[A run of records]
------------------------------

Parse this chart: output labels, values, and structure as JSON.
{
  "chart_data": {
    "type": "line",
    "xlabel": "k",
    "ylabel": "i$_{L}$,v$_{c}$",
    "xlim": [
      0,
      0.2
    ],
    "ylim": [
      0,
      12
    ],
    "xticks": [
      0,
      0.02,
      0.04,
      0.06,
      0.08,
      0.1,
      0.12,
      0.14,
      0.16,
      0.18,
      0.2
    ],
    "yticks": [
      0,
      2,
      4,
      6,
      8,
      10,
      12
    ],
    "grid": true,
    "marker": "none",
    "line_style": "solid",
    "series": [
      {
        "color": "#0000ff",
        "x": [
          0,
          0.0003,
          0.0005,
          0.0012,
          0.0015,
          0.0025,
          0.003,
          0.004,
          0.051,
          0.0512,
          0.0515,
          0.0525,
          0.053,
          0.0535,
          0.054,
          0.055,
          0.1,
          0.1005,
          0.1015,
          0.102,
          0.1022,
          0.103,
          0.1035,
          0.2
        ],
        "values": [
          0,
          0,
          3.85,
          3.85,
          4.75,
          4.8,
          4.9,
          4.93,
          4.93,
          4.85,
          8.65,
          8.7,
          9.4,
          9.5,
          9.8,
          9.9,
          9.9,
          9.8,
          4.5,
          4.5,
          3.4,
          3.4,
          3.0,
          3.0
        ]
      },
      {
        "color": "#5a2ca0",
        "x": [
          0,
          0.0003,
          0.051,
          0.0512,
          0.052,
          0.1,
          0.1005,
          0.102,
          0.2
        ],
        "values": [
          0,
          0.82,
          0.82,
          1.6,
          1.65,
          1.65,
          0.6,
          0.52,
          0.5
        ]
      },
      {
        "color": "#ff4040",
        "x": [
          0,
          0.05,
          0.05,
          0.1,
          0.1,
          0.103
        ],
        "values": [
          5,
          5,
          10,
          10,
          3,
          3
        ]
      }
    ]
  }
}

------------------------------

Find all lines holding the string "color" and copy them.

        "color": "#0000ff",
        "color": "#5a2ca0",
        "color": "#ff4040",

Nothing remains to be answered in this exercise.